Le beau-père de sa fille était aussi du voyage d’inspection, apprend-on
Le voyage de la maire Hidalgo, en grand équipage, n’a pas contrevenu aux règles, assure la Commission de déontologie de la Ville de Paris nommée par Anne Hidalgo, alors que la polémique enfle sur son séjour de trois semaines en Polynésie française et en Nouvelle-Calédonie – avec son équipe de cinq collaborateurs et son actuel mari, Jean-Marc Germain. Dans un avis, libre et indépendant, rendu dans la soirée du jeudi 9 novembre, la Commission blanchit les grands voyageurs producteurs de CO2. Ses accompagnateurs ont-ils rendu un rapport d’activité complémentaire de la visite de Tony Estanguet, deux mois plus tôt? Fait-il apparaître des manques dans celui du président du comité d’organisation des Jeux olympiques de Paris 2024, et de ses
Alors que la polémique enfle sur le séjour en Nouvelle-Calédonie et en Polynésie française d’Anne Hidalgo et de son équipe, la Commission de déontologie de la Ville de Paris estime dans un avis, rendu dans la soirée du jeudi 9 novembre, que le voyage de l’édile n’a pas contrevenu aux règles.
La visite privée d’Anne Hidalgo aux antipodes ne pose aucun problème aux yeux de la Commission de déontologie de la Ville de Paris (CDVP). Saisie par l’élue, elle lui a remis son avis dans la soirée du jeudi 9 novembre. En cause, la visite privée effectuée par Anne Hidalgo à l’occasion de son déplacement en Polynésie française du 16 octobre au 5 novembre et en Nouvelle-Calédonie, huit jours de plus. En compagnie de son mari Jean-Marc Germain, l’élue s’est rendue auprès de sa fille – dont on dit qu’elle est en froid avec sa mère – et de son gendre, récemment muté sur une île située à 45 minutes de Papeete, comme l’a révélé Le Parisien. Une visite privée qui a fait scandale dans les rangs de l’opposition et de certains media. Rien à signaler pourtant du point de vue de la CDVP, l’édile ayant pris en charge ses frais l’aller/retour vers l’île du sud, puis son vol pour Paris, assure-t-elle, sans qu’on sache si elle a régularisé sa situation sous la contrainte, quand sa mauvaise manière a été rendue publique.
•••••
Objectif a:
Recopiez intégralement l'article sur le voyage d'Anne Hidalgo en Polynésie française et en Nouvelle-Calédonie.

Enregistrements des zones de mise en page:
•••••
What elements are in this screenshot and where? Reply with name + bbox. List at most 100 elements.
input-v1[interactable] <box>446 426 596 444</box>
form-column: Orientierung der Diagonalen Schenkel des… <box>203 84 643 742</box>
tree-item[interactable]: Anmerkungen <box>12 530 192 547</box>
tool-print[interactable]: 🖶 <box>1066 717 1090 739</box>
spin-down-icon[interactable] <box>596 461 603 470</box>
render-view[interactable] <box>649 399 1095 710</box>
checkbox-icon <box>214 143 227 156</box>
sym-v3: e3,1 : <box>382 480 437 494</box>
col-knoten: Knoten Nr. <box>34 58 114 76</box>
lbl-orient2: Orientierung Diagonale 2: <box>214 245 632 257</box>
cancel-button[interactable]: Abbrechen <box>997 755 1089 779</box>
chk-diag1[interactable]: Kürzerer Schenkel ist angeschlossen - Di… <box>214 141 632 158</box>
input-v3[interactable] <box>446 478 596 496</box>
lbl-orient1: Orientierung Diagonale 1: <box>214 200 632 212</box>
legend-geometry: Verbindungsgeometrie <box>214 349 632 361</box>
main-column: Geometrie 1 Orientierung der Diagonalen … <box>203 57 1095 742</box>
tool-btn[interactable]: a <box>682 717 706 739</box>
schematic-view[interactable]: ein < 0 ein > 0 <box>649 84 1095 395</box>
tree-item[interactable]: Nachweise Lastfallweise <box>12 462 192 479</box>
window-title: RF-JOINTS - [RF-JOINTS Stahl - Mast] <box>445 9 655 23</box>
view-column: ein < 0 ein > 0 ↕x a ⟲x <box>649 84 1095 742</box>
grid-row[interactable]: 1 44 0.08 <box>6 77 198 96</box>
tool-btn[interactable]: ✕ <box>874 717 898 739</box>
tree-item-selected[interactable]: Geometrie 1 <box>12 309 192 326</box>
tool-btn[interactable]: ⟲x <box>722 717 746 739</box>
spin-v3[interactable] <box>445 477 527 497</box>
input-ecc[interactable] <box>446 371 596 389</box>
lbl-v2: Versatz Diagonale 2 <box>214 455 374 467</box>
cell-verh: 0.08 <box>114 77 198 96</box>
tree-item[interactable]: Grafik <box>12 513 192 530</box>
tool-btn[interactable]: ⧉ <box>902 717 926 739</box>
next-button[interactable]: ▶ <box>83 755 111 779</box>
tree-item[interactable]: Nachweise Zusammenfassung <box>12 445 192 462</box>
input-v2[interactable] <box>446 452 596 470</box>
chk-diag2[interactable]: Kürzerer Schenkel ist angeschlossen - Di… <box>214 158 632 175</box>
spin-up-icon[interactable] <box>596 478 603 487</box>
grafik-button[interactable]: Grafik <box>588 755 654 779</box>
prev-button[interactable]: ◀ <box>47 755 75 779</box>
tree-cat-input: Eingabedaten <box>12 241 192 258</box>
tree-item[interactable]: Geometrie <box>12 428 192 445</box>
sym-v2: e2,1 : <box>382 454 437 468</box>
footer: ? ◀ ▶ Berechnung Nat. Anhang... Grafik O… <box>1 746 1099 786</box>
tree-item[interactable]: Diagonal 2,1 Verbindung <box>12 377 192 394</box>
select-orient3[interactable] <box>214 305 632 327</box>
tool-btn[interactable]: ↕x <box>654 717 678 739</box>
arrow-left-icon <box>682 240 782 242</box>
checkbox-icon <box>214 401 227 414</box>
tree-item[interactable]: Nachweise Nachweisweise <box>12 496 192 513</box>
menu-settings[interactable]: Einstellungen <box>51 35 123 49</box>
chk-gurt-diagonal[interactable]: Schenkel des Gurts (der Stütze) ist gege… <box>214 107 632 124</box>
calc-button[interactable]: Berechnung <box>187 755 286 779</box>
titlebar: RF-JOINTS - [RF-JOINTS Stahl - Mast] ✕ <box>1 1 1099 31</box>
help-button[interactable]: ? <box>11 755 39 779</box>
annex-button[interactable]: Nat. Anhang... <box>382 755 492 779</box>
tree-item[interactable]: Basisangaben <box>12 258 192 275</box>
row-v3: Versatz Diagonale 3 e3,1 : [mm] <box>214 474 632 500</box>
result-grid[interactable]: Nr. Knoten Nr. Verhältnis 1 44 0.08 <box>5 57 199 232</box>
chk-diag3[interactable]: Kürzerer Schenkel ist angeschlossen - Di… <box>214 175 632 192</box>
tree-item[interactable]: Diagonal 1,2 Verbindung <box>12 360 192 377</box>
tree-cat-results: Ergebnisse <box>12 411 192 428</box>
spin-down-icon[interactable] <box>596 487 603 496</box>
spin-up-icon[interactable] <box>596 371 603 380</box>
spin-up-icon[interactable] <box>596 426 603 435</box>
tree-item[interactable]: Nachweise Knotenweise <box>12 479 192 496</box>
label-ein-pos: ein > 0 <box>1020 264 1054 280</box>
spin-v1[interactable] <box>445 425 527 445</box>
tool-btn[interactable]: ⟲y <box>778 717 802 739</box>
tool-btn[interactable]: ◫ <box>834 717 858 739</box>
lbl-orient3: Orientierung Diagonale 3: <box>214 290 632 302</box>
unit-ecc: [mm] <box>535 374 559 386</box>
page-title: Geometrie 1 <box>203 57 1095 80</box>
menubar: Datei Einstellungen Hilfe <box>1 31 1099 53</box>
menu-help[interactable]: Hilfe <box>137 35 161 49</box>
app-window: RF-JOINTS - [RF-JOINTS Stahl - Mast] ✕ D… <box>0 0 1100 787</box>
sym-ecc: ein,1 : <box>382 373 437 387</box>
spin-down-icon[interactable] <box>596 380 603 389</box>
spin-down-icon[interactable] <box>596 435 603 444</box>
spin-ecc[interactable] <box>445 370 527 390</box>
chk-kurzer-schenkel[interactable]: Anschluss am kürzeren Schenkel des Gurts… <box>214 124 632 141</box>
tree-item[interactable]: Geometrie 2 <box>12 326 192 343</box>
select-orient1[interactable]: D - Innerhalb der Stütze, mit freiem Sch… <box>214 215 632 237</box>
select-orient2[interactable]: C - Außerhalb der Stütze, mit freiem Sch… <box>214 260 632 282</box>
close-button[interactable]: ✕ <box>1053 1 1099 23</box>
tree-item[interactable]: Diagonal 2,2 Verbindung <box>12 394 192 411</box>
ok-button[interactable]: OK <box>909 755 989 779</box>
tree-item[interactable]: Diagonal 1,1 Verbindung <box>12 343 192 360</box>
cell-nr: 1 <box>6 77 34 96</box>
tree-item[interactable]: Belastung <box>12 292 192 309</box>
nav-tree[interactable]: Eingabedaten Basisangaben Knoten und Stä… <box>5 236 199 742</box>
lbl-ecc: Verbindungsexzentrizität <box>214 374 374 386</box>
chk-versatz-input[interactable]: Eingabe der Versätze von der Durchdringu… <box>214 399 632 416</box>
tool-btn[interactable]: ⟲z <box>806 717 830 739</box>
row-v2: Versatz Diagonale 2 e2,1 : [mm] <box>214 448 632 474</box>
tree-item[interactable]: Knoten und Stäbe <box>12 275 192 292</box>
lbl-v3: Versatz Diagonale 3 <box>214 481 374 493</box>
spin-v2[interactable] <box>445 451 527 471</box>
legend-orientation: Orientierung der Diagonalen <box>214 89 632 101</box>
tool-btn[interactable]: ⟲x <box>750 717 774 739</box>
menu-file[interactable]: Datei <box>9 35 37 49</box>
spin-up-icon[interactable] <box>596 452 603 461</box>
•••••
Objectif b:
Renvoyez à l'identique les lignes des enregistrements, depuis la première jusqu'à celle qui contient « col-knoten: Knoten Nr. » incluse, sans rien y ajouter.

Solution rédigée a:
Le beau-père de sa fille était aussi du voyage d’inspection, apprend-on
Le voyage de la maire Hidalgo, en grand équipage, n’a pas contrevenu aux règles, assure la Commission de déontologie de la Ville de Paris nommée par Anne Hidalgo, alors que la polémique enfle sur son séjour de trois semaines en Polynésie française et en Nouvelle-Calédonie – avec son équipe de cinq collaborateurs et son actuel mari, Jean-Marc Germain. Dans un avis, libre et indépendant, rendu dans la soirée du jeudi 9 novembre, la Commission blanchit les grands voyageurs producteurs de CO2. Ses accompagnateurs ont-ils rendu un rapport d’activité complémentaire de la visite de Tony Estanguet, deux mois plus tôt? Fait-il apparaître des manques dans celui du président du comité d’organisation des Jeux olympiques de Paris 2024, et de ses
Alors que la polémique enfle sur le séjour en Nouvelle-Calédonie et en Polynésie française d’Anne Hidalgo et de son équipe, la Commission de déontologie de la Ville de Paris estime dans un avis, rendu dans la soirée du jeudi 9 novembre, que le voyage de l’édile n’a pas contrevenu aux règles.
La visite privée d’Anne Hidalgo aux antipodes ne pose aucun problème aux yeux de la Commission de déontologie de la Ville de Paris (CDVP). Saisie par l’élue, elle lui a remis son avis dans la soirée du jeudi 9 novembre. En cause, la visite privée effectuée par Anne Hidalgo à l’occasion de son déplacement en Polynésie française du 16 octobre au 5 novembre et en Nouvelle-Calédonie, huit jours de plus. En compagnie de son mari Jean-Marc Germain, l’élue s’est rendue auprès de sa fille – dont on dit qu’elle est en froid avec sa mère – et de son gendre, récemment muté sur une île située à 45 minutes de Papeete, comme l’a révélé Le Parisien. Une visite privée qui a fait scandale dans les rangs de l’opposition et de certains media. Rien à signaler pourtant du point de vue de la CDVP, l’édile ayant pris en charge ses frais l’aller/retour vers l’île du sud, puis son vol pour Paris, assure-t-elle, sans qu’on sache si elle a régularisé sa situation sous la contrainte, quand sa mauvaise manière a été rendue publique.

Solution rédigée b:
What elements are in this screenshot and where? Reply with name + bbox. List at most 100 elements.
input-v1[interactable] <box>446 426 596 444</box>
form-column: Orientierung der Diagonalen Schenkel des… <box>203 84 643 742</box>
tree-item[interactable]: Anmerkungen <box>12 530 192 547</box>
tool-print[interactable]: 🖶 <box>1066 717 1090 739</box>
spin-down-icon[interactable] <box>596 461 603 470</box>
render-view[interactable] <box>649 399 1095 710</box>
checkbox-icon <box>214 143 227 156</box>
sym-v3: e3,1 : <box>382 480 437 494</box>
col-knoten: Knoten Nr. <box>34 58 114 76</box>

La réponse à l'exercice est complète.